#### [SUPPLIED MATERIAL]

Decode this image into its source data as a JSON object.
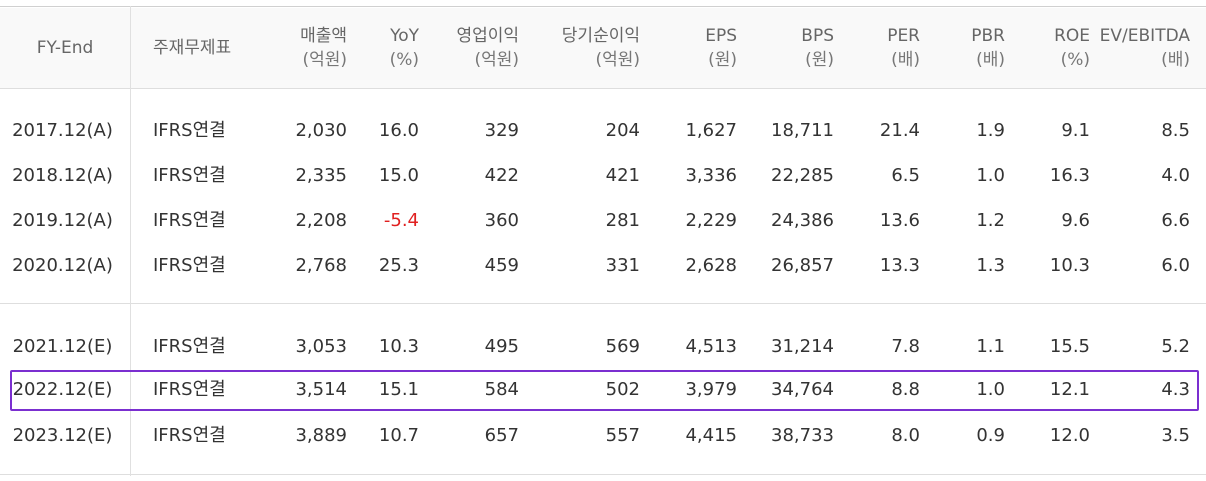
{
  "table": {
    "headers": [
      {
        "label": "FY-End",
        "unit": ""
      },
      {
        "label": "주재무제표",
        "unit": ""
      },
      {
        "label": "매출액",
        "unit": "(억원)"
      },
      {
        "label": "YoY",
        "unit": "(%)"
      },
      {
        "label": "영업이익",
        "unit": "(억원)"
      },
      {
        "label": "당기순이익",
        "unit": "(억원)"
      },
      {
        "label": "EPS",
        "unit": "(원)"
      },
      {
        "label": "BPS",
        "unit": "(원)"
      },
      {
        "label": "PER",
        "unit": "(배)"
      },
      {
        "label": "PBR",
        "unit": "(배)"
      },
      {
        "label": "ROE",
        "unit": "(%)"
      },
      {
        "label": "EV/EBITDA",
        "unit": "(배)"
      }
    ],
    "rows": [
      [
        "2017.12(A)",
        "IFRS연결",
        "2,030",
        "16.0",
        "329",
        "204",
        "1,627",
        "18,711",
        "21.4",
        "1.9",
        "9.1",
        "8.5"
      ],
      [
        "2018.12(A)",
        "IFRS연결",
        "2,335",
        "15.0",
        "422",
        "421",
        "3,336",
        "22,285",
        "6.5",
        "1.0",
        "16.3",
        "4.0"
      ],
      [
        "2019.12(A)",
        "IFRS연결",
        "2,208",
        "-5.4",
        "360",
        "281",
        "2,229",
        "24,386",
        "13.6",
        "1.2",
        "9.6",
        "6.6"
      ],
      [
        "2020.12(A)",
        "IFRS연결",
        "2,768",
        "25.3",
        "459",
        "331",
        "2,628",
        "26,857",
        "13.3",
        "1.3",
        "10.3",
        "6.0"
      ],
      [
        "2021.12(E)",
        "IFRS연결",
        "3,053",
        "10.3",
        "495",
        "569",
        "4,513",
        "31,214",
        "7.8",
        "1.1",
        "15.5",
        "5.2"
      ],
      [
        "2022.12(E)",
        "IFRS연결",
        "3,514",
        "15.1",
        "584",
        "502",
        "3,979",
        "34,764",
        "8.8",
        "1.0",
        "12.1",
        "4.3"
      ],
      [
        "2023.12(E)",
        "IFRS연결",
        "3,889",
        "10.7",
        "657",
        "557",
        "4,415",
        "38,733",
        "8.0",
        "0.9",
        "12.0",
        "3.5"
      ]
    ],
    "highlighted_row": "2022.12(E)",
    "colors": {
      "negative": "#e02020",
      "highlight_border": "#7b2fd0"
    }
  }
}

* * *

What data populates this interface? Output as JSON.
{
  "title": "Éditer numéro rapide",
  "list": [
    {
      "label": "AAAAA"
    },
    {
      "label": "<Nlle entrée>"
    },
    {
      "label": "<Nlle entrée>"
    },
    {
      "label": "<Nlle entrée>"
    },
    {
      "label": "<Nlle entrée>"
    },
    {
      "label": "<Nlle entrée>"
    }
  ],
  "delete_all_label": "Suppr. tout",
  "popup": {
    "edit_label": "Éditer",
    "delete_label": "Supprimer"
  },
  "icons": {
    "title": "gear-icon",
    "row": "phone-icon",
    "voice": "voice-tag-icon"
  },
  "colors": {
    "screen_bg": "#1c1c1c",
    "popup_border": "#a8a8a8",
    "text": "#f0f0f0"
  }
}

#### [TASK]
From the listing, copy every line where the string "Éditer" appears.

#### [SOLUTION FOR THIS PROBLEM]
  "title": "Éditer numéro rapide",
    "edit_label": "Éditer",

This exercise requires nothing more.